TASK OBJECTIVE - Write the entries out again exactly as they stand, but without the pictures.

Entries taken from a collection -
+++
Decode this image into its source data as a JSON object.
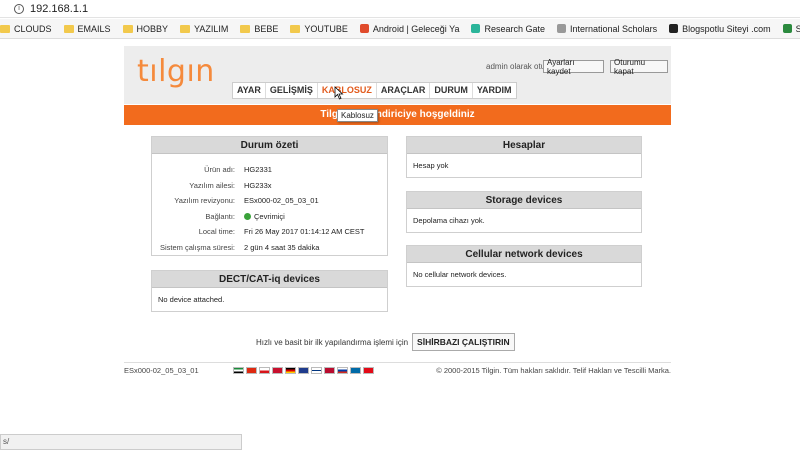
{
  "browser": {
    "url": "192.168.1.1",
    "bookmarks": [
      {
        "label": "CLOUDS",
        "kind": "folder"
      },
      {
        "label": "EMAILS",
        "kind": "folder"
      },
      {
        "label": "HOBBY",
        "kind": "folder"
      },
      {
        "label": "YAZILIM",
        "kind": "folder"
      },
      {
        "label": "BEBE",
        "kind": "folder"
      },
      {
        "label": "YOUTUBE",
        "kind": "folder"
      },
      {
        "label": "Android | Geleceği Ya",
        "kind": "site",
        "color": "#e04b2c"
      },
      {
        "label": "Research Gate",
        "kind": "site",
        "color": "#2bb59a"
      },
      {
        "label": "International Scholars",
        "kind": "site",
        "color": "#999999"
      },
      {
        "label": "Blogspotlu Siteyi .com",
        "kind": "site",
        "color": "#222222"
      },
      {
        "label": "StartApp User Dashbo",
        "kind": "site",
        "color": "#2b8a3e"
      }
    ],
    "statusbar": "s/"
  },
  "header": {
    "logo": "tılgın",
    "admin_text": "admin olarak oturum açtınız.",
    "save_button": "Ayarları kaydet",
    "logout_button": "Oturumu kapat"
  },
  "nav": {
    "items": [
      "AYAR",
      "GELİŞMİŞ",
      "KABLOSUZ",
      "ARAÇLAR",
      "DURUM",
      "YARDIM"
    ],
    "active_index": 2
  },
  "tooltip": "Kablosuz",
  "banner": "Tilgin yönlendiriciye hoşgeldiniz",
  "status": {
    "title": "Durum özeti",
    "rows": [
      {
        "k": "Ürün adı:",
        "v": "HG2331"
      },
      {
        "k": "Yazılım ailesi:",
        "v": "HG233x"
      },
      {
        "k": "Yazılım revizyonu:",
        "v": "ESx000-02_05_03_01"
      },
      {
        "k": "Bağlantı:",
        "v": "Çevrimiçi"
      },
      {
        "k": "Local time:",
        "v": "Fri 26 May 2017 01:14:12 AM CEST"
      },
      {
        "k": "Sistem çalışma süresi:",
        "v": "2 gün 4 saat 35 dakika"
      }
    ]
  },
  "dect": {
    "title": "DECT/CAT-iq devices",
    "body": "No device attached."
  },
  "accounts": {
    "title": "Hesaplar",
    "body": "Hesap yok"
  },
  "storage": {
    "title": "Storage devices",
    "body": "Depolama cihazı yok."
  },
  "cellular": {
    "title": "Cellular network devices",
    "body": "No cellular network devices."
  },
  "wizard": {
    "text": "Hızlı ve basit bir ilk yapılandırma işlemi için",
    "button": "SİHİRBAZI ÇALIŞTIRIN"
  },
  "footer": {
    "version": "ESx000-02_05_03_01",
    "copyright": "© 2000-2015 Tilgin. Tüm hakları saklıdır. Telif Hakları ve Tescilli Marka."
  },
  "colors": {
    "accent": "#f26b1d",
    "logo": "#f58a3c"
  }
}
+++
FINAL RESULT -
Decode this image into its source data as a JSON object.
{
  "browser": {
    "url": "192.168.1.1",
    "bookmarks": [
      {
        "label": "CLOUDS",
        "kind": "folder"
      },
      {
        "label": "EMAILS",
        "kind": "folder"
      },
      {
        "label": "HOBBY",
        "kind": "folder"
      },
      {
        "label": "YAZILIM",
        "kind": "folder"
      },
      {
        "label": "BEBE",
        "kind": "folder"
      },
      {
        "label": "YOUTUBE",
        "kind": "folder"
      },
      {
        "label": "Android | Geleceği Ya",
        "kind": "site",
        "color": "#e04b2c"
      },
      {
        "label": "Research Gate",
        "kind": "site",
        "color": "#2bb59a"
      },
      {
        "label": "International Scholars",
        "kind": "site",
        "color": "#999999"
      },
      {
        "label": "Blogspotlu Siteyi .com",
        "kind": "site",
        "color": "#222222"
      },
      {
        "label": "StartApp User Dashbo",
        "kind": "site",
        "color": "#2b8a3e"
      }
    ],
    "statusbar": "s/"
  },
  "header": {
    "logo": "tılgın",
    "admin_text": "admin olarak oturum açtınız.",
    "save_button": "Ayarları kaydet",
    "logout_button": "Oturumu kapat"
  },
  "nav": {
    "items": [
      "AYAR",
      "GELİŞMİŞ",
      "KABLOSUZ",
      "ARAÇLAR",
      "DURUM",
      "YARDIM"
    ],
    "active_index": 2
  },
  "tooltip": "Kablosuz",
  "banner": "Tilgin yönlendiriciye hoşgeldiniz",
  "status": {
    "title": "Durum özeti",
    "rows": [
      {
        "k": "Ürün adı:",
        "v": "HG2331"
      },
      {
        "k": "Yazılım ailesi:",
        "v": "HG233x"
      },
      {
        "k": "Yazılım revizyonu:",
        "v": "ESx000-02_05_03_01"
      },
      {
        "k": "Bağlantı:",
        "v": "Çevrimiçi"
      },
      {
        "k": "Local time:",
        "v": "Fri 26 May 2017 01:14:12 AM CEST"
      },
      {
        "k": "Sistem çalışma süresi:",
        "v": "2 gün 4 saat 35 dakika"
      }
    ]
  },
  "dect": {
    "title": "DECT/CAT-iq devices",
    "body": "No device attached."
  },
  "accounts": {
    "title": "Hesaplar",
    "body": "Hesap yok"
  },
  "storage": {
    "title": "Storage devices",
    "body": "Depolama cihazı yok."
  },
  "cellular": {
    "title": "Cellular network devices",
    "body": "No cellular network devices."
  },
  "wizard": {
    "text": "Hızlı ve basit bir ilk yapılandırma işlemi için",
    "button": "SİHİRBAZI ÇALIŞTIRIN"
  },
  "footer": {
    "version": "ESx000-02_05_03_01",
    "copyright": "© 2000-2015 Tilgin. Tüm hakları saklıdır. Telif Hakları ve Tescilli Marka."
  },
  "colors": {
    "accent": "#f26b1d",
    "logo": "#f58a3c"
  }
}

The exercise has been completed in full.